## WHAT YOU HAVE TO DO
Your task is to write out the complete listing exactly as it is shown.

## RECORDS TO USE
· · · ·

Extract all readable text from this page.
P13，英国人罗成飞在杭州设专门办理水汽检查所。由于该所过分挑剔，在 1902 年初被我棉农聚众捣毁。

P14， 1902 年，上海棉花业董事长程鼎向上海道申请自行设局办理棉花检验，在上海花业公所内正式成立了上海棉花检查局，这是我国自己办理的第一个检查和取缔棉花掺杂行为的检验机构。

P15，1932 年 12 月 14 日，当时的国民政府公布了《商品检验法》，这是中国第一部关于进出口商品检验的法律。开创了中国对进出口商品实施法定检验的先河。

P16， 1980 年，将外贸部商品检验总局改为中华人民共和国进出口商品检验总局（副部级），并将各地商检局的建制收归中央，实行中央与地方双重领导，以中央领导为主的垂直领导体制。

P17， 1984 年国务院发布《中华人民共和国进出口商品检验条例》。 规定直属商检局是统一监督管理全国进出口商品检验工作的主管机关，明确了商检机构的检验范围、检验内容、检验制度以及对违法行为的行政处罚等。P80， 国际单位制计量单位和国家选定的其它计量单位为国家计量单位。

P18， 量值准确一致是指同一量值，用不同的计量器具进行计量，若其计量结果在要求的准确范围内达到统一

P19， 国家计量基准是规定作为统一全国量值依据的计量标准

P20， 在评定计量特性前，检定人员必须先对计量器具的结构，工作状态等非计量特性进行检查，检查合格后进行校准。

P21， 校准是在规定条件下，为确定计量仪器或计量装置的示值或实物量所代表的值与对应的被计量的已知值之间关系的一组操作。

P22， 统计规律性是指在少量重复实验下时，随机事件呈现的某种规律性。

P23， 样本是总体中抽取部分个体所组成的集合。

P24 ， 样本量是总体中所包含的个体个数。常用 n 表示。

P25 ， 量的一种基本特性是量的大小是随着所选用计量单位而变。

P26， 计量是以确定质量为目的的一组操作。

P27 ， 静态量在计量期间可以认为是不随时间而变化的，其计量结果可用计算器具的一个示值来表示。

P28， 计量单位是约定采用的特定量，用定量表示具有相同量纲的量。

· · · ·

## EXPECTED OUTPUT
Extract all readable text from this page.
P13，英国人罗成飞在杭州设专门办理水汽检查所。由于该所过分挑剔，在 1902 年初被我棉农聚众捣毁。

P14， 1902 年，上海棉花业董事长程鼎向上海道申请自行设局办理棉花检验，在上海花业公所内正式成立了上海棉花检查局，这是我国自己办理的第一个检查和取缔棉花掺杂行为的检验机构。

P15，1932 年 12 月 14 日，当时的国民政府公布了《商品检验法》，这是中国第一部关于进出口商品检验的法律。开创了中国对进出口商品实施法定检验的先河。

P16， 1980 年，将外贸部商品检验总局改为中华人民共和国进出口商品检验总局（副部级），并将各地商检局的建制收归中央，实行中央与地方双重领导，以中央领导为主的垂直领导体制。

P17， 1984 年国务院发布《中华人民共和国进出口商品检验条例》。 规定直属商检局是统一监督管理全国进出口商品检验工作的主管机关，明确了商检机构的检验范围、检验内容、检验制度以及对违法行为的行政处罚等。P80， 国际单位制计量单位和国家选定的其它计量单位为国家计量单位。

P18， 量值准确一致是指同一量值，用不同的计量器具进行计量，若其计量结果在要求的准确范围内达到统一

P19， 国家计量基准是规定作为统一全国量值依据的计量标准

P20， 在评定计量特性前，检定人员必须先对计量器具的结构，工作状态等非计量特性进行检查，检查合格后进行校准。

P21， 校准是在规定条件下，为确定计量仪器或计量装置的示值或实物量所代表的值与对应的被计量的已知值之间关系的一组操作。

P22， 统计规律性是指在少量重复实验下时，随机事件呈现的某种规律性。

P23， 样本是总体中抽取部分个体所组成的集合。

P24 ， 样本量是总体中所包含的个体个数。常用 n 表示。

P25 ， 量的一种基本特性是量的大小是随着所选用计量单位而变。

P26， 计量是以确定质量为目的的一组操作。

P27 ， 静态量在计量期间可以认为是不随时间而变化的，其计量结果可用计算器具的一个示值来表示。

P28， 计量单位是约定采用的特定量，用定量表示具有相同量纲的量。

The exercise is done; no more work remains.